**To do:**
Look through the material below. Copy every line with the string "password" in it.

--- start Task data ---

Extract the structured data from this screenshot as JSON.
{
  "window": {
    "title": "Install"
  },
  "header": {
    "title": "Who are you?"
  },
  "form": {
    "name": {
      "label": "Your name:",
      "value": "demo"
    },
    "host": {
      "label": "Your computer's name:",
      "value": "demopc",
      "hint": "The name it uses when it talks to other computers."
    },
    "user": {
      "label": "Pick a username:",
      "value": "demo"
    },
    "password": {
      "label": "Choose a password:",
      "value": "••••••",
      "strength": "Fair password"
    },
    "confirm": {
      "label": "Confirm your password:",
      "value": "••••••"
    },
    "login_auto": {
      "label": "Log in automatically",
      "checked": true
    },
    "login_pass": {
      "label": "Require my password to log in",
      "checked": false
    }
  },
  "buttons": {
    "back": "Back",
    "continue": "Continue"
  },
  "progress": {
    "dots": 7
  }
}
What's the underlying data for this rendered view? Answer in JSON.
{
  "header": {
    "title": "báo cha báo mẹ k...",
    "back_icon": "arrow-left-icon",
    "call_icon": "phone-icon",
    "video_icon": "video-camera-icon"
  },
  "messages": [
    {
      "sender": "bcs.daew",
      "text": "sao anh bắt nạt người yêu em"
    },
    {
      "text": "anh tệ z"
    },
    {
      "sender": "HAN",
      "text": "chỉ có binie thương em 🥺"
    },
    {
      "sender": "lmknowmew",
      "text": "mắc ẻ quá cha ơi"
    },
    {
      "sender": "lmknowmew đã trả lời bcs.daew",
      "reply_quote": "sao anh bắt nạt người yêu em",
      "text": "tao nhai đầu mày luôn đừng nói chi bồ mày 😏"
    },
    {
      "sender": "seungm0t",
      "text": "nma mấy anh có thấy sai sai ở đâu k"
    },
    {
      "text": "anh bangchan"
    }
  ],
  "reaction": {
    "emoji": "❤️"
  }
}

--- end Task data ---

**Written solution:**
    "password": {
      "label": "Choose a password:",
      "strength": "Fair password"
      "label": "Confirm your password:",
      "label": "Require my password to log in",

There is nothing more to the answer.